Saturday, May 25, 2013

Net worth of CPC erodes by Rs. 200 bn in two years – UNP

The Ceylon Petroleum Corporations (CPC) net worth had eroded by an estimated Rs. 200 billion in the past two years, an Opposition legislator said yesterday.With loss in capital alone accounting for Rs. 200 billion, the CPC was bankrupt and would cease to be a going concern, unless the Treasury came to its rescue once again as it had done time and again in the case of SriLankan Airlines, Mihin Air and the Ceylon Electricity Board, Financial Analyst and UNP MP Eran Wickremeratne


told The Island.The CPC has not tabled its audited accounts in Parliament since 2009. Recent contaminated fuel imports alone had resulted in losses of over Rs. 300 million, Wickremeratne said, adding that fuel had been sold to a private company at a loss in excess of Rs. 450 million.

Wickremeratne noted that the Auditor General had questioned the violation of standard tender procedures. In one instance the tender had been advertised on Friday and closed the following Monday, he said.

The staggering losses due to low quality fuel imports, corruption and hedging contracts, the MP said, should be investigated by the Cabinet of Ministers without leaving it to a three-man team appointed by the subject minister.

The open tender procedure had been violated in the past on the grounds that government to government transactions gave a better return to the country. But that was not true. It was an open secret that payments to overseas public officials to procure business was practised in many countries. The only way to save foreign exchange was to have a transparent and competitive bidding process, he observed.

(Exercise objective): Reproduce the stretch of the news report on the CPC's losses from "Wickremeratne noted that" through "process, he observed.", swapping "three-man team" for "three-member team". The rows that follow are separate material, unrelated to the news report above.

(Extracted rows):

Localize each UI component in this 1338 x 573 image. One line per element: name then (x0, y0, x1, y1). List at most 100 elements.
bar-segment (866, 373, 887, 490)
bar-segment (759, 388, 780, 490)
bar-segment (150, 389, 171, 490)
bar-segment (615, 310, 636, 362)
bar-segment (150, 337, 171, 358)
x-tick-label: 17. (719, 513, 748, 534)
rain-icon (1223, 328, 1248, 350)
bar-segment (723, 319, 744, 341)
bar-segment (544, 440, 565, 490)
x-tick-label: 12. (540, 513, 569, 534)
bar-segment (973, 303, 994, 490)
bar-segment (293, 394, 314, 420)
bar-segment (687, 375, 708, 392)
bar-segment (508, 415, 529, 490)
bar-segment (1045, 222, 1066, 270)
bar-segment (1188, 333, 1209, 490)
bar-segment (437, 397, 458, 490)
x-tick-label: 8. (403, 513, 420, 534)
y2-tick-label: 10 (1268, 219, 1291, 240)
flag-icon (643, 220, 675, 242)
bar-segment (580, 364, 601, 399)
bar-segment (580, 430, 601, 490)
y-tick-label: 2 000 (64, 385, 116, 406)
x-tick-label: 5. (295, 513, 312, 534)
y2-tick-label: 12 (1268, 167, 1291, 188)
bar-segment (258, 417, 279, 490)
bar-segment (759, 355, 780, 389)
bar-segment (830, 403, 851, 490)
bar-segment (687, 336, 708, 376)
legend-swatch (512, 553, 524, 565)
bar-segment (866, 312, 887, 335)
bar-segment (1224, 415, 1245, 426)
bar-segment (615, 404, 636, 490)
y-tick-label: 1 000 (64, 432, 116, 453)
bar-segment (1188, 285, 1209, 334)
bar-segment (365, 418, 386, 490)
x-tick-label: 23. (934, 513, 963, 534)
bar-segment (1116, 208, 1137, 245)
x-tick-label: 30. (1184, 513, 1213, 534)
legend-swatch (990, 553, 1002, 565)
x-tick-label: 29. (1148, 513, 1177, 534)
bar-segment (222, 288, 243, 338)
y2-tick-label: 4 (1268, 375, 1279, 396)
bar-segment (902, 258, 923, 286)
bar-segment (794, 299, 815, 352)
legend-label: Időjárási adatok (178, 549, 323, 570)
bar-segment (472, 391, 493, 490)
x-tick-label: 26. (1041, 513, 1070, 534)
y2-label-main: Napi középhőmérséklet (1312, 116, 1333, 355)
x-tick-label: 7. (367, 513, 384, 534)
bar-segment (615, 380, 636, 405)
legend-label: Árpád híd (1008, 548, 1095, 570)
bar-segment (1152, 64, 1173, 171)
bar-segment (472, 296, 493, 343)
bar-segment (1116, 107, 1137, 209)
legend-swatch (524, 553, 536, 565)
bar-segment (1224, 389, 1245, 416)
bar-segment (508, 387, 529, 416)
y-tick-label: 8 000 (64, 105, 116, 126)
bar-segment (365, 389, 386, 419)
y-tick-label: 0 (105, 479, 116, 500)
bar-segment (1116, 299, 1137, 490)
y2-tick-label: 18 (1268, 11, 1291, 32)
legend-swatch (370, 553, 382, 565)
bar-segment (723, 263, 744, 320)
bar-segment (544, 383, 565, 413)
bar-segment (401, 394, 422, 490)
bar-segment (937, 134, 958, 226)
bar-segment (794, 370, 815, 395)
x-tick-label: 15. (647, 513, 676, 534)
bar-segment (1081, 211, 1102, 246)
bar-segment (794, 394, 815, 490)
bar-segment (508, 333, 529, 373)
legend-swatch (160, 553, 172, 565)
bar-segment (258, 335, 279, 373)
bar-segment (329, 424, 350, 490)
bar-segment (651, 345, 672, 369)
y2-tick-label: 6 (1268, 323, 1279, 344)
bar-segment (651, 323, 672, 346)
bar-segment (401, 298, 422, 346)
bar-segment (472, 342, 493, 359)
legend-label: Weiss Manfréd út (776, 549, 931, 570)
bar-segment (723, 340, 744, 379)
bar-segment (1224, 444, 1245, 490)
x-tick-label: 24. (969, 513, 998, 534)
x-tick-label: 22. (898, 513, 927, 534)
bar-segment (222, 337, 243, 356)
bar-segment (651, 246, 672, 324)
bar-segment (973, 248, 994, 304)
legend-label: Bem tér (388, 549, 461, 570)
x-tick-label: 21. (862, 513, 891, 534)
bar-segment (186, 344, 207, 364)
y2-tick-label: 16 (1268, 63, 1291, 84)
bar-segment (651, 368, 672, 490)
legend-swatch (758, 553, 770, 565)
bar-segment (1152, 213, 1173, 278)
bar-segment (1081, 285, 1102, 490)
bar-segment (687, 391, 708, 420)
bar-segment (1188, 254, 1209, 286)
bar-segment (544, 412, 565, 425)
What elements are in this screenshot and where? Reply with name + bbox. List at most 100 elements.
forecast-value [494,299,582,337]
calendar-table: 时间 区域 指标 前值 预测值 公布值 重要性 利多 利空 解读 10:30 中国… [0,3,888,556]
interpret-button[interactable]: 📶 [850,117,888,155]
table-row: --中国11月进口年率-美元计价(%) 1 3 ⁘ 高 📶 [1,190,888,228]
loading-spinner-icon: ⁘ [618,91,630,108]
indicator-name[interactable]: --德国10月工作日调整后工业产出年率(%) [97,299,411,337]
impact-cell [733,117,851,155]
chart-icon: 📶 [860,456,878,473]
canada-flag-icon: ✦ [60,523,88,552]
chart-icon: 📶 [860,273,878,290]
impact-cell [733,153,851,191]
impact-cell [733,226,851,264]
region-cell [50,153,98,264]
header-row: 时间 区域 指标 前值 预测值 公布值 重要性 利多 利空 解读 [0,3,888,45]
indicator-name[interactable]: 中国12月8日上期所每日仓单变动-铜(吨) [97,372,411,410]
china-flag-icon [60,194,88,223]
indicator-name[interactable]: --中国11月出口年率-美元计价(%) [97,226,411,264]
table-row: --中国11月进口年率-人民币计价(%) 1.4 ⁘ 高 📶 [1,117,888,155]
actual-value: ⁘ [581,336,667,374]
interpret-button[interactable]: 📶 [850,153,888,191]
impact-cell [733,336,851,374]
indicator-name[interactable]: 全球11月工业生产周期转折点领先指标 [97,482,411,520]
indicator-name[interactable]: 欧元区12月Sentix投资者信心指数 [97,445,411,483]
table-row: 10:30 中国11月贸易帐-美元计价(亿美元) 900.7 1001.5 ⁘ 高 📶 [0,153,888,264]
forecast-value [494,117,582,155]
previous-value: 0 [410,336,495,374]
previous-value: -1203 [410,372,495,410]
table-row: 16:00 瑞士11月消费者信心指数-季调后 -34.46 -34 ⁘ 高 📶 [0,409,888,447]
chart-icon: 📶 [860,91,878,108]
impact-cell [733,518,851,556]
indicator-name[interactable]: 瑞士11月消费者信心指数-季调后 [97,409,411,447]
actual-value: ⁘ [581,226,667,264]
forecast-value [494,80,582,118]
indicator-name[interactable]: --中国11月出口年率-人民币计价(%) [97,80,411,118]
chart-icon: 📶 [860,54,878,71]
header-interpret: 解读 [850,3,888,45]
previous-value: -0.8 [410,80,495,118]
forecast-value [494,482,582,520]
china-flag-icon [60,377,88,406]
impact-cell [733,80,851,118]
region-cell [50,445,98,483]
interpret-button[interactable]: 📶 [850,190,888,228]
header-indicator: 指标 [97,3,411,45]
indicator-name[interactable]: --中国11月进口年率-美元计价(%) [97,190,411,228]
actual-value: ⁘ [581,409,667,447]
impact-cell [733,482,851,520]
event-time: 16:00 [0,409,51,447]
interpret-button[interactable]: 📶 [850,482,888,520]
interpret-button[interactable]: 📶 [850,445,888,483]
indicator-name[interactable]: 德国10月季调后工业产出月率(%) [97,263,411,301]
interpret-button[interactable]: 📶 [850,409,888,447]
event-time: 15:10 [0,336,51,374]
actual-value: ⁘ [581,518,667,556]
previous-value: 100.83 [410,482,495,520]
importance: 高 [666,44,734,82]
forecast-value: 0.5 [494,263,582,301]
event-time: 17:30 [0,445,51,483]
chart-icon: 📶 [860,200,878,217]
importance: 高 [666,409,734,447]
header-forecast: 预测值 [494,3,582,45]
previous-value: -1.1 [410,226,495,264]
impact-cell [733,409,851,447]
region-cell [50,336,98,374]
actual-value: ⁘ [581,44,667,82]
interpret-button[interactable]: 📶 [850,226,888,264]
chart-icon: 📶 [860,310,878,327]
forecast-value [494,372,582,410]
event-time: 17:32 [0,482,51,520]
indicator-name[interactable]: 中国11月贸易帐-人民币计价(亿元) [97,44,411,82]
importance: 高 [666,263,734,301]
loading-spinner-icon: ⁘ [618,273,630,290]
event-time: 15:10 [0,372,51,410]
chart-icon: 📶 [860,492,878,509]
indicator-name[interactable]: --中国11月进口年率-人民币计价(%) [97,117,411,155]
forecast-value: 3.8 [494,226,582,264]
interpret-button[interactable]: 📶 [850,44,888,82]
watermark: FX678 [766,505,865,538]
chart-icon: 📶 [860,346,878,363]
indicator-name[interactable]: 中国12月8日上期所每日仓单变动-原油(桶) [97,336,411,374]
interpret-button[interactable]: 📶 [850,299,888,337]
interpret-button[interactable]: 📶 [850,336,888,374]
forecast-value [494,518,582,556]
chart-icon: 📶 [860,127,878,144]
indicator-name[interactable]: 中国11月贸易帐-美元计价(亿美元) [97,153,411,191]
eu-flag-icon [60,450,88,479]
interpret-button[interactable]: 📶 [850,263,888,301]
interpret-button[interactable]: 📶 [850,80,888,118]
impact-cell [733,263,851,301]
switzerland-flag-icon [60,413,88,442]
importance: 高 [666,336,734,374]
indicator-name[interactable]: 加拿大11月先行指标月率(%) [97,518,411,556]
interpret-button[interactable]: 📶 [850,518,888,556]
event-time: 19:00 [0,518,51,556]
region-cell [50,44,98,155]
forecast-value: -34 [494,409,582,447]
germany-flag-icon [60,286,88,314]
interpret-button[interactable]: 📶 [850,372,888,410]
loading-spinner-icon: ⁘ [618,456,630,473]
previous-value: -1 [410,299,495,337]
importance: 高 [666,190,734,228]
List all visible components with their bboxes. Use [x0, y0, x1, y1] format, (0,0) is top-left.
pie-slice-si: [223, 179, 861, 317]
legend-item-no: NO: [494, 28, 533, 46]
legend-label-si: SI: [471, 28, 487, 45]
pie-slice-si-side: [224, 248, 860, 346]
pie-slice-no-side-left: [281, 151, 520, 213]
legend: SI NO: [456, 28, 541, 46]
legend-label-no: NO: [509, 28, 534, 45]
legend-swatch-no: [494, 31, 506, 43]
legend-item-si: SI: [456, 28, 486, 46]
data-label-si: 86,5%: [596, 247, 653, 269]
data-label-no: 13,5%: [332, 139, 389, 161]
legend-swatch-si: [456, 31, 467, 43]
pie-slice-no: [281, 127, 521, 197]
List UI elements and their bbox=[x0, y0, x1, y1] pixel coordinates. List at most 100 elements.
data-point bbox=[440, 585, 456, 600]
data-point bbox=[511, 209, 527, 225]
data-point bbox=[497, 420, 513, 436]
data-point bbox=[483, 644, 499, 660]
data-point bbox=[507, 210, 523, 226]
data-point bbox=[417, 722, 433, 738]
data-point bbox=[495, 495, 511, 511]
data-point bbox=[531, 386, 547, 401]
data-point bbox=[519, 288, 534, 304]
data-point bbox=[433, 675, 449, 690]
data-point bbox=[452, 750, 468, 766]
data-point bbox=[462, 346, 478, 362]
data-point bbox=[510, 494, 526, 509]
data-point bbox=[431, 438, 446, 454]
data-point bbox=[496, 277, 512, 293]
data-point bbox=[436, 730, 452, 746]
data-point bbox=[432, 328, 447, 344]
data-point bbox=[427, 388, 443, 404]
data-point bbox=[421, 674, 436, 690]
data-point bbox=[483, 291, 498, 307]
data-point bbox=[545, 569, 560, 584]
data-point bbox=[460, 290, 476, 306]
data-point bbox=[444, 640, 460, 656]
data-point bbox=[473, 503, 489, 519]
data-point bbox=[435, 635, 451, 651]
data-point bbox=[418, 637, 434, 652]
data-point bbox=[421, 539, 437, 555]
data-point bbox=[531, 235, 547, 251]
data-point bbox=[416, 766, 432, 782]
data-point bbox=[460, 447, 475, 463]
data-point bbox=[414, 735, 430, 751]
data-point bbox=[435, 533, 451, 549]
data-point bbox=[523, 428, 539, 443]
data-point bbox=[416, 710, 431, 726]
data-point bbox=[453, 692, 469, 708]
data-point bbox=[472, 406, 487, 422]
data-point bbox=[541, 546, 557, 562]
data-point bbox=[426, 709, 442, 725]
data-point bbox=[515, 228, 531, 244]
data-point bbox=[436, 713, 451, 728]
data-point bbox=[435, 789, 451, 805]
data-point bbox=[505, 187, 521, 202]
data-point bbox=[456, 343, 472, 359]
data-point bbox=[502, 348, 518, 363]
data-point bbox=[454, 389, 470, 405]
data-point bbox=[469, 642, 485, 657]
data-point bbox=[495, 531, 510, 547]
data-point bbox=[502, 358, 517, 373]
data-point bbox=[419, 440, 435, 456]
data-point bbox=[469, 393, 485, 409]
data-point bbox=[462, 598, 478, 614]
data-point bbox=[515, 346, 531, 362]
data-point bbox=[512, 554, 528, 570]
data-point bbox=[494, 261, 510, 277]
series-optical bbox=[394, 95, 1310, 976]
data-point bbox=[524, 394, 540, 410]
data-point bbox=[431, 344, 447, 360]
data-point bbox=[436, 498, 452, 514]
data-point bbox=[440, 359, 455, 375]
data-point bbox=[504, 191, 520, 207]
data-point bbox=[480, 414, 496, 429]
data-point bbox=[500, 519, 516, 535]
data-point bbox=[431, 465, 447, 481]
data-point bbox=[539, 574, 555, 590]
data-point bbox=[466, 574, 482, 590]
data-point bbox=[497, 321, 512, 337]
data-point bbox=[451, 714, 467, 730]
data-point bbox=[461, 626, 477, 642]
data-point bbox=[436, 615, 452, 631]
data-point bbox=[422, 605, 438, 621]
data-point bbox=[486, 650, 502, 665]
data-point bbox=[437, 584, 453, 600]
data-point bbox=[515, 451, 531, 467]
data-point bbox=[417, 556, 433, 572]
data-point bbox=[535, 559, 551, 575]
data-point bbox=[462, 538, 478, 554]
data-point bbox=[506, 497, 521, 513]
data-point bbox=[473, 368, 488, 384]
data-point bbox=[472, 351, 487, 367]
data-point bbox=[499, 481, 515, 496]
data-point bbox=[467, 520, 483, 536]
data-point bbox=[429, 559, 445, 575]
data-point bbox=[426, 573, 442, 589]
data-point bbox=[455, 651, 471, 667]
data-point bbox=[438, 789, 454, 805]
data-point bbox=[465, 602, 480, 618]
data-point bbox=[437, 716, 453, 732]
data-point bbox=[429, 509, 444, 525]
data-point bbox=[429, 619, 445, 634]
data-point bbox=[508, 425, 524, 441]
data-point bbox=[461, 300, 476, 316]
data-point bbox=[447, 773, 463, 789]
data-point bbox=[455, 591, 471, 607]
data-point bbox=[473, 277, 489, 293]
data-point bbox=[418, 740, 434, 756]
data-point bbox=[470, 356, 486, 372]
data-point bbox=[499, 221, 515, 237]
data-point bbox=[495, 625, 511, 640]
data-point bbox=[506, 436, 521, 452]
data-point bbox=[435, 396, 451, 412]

(Task answer):
Wickremeratne noted that the Auditor General had questioned the violation of standard tender procedures. In one instance the tender had been advertised on Friday and closed the following Monday, he said.

The staggering losses due to low quality fuel imports, corruption and hedging contracts, the MP said, should be investigated by the Cabinet of Ministers without leaving it to a three-member team appointed by the subject minister.

The open tender procedure had been violated in the past on the grounds that government to government transactions gave a better return to the country. But that was not true. It was an open secret that payments to overseas public officials to procure business was practised in many countries. The only way to save foreign exchange was to have a transparent and competitive bidding process, he observed.